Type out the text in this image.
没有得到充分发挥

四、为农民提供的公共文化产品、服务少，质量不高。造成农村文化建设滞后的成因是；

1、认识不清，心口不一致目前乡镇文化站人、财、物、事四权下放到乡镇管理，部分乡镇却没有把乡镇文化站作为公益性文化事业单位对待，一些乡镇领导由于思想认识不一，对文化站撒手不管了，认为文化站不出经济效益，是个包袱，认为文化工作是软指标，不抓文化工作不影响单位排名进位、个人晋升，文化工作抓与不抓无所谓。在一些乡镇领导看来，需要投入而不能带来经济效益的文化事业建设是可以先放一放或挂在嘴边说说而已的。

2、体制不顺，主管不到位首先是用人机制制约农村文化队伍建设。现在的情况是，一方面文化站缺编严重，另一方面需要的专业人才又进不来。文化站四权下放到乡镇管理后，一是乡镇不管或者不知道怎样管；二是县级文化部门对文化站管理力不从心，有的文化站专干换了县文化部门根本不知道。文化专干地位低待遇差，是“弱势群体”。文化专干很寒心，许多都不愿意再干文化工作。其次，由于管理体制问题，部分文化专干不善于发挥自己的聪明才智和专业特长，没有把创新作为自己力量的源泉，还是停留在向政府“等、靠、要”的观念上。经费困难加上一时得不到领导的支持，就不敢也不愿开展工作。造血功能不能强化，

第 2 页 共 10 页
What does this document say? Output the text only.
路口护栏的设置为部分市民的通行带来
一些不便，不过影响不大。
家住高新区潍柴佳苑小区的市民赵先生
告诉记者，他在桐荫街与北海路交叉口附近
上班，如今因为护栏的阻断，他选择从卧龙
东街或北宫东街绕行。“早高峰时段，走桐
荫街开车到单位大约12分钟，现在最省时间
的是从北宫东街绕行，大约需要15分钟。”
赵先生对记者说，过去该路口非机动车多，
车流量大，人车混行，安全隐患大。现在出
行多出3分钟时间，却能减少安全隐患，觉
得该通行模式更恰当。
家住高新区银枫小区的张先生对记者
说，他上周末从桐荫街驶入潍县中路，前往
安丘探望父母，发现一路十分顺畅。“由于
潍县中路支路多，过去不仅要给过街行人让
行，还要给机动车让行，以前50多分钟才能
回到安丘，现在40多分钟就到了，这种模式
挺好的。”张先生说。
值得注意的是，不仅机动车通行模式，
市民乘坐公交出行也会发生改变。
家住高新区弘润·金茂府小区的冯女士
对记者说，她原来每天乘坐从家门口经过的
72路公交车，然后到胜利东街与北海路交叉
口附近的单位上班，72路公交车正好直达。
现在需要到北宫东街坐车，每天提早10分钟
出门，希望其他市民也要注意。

● ● ● ● ● ● ●

▸ What to work on: Go through the data and return every record exactly.

▸ Right answer:
Type out the text in this image.
没有得到充分发挥

四、为农民提供的公共文化产品、服务少，质量不高。造成农村文化建设滞后的成因是；

1、认识不清，心口不一致目前乡镇文化站人、财、物、事四权下放到乡镇管理，部分乡镇却没有把乡镇文化站作为公益性文化事业单位对待，一些乡镇领导由于思想认识不一，对文化站撒手不管了，认为文化站不出经济效益，是个包袱，认为文化工作是软指标，不抓文化工作不影响单位排名进位、个人晋升，文化工作抓与不抓无所谓。在一些乡镇领导看来，需要投入而不能带来经济效益的文化事业建设是可以先放一放或挂在嘴边说说而已的。

2、体制不顺，主管不到位首先是用人机制制约农村文化队伍建设。现在的情况是，一方面文化站缺编严重，另一方面需要的专业人才又进不来。文化站四权下放到乡镇管理后，一是乡镇不管或者不知道怎样管；二是县级文化部门对文化站管理力不从心，有的文化站专干换了县文化部门根本不知道。文化专干地位低待遇差，是“弱势群体”。文化专干很寒心，许多都不愿意再干文化工作。其次，由于管理体制问题，部分文化专干不善于发挥自己的聪明才智和专业特长，没有把创新作为自己力量的源泉，还是停留在向政府“等、靠、要”的观念上。经费困难加上一时得不到领导的支持，就不敢也不愿开展工作。造血功能不能强化，

第 2 页 共 10 页
What does this document say? Output the text only.
路口护栏的设置为部分市民的通行带来
一些不便，不过影响不大。
家住高新区潍柴佳苑小区的市民赵先生
告诉记者，他在桐荫街与北海路交叉口附近
上班，如今因为护栏的阻断，他选择从卧龙
东街或北宫东街绕行。“早高峰时段，走桐
荫街开车到单位大约12分钟，现在最省时间
的是从北宫东街绕行，大约需要15分钟。”
赵先生对记者说，过去该路口非机动车多，
车流量大，人车混行，安全隐患大。现在出
行多出3分钟时间，却能减少安全隐患，觉
得该通行模式更恰当。
家住高新区银枫小区的张先生对记者
说，他上周末从桐荫街驶入潍县中路，前往
安丘探望父母，发现一路十分顺畅。“由于
潍县中路支路多，过去不仅要给过街行人让
行，还要给机动车让行，以前50多分钟才能
回到安丘，现在40多分钟就到了，这种模式
挺好的。”张先生说。
值得注意的是，不仅机动车通行模式，
市民乘坐公交出行也会发生改变。
家住高新区弘润·金茂府小区的冯女士
对记者说，她原来每天乘坐从家门口经过的
72路公交车，然后到胜利东街与北海路交叉
口附近的单位上班，72路公交车正好直达。
现在需要到北宫东街坐车，每天提早10分钟
出门，希望其他市民也要注意。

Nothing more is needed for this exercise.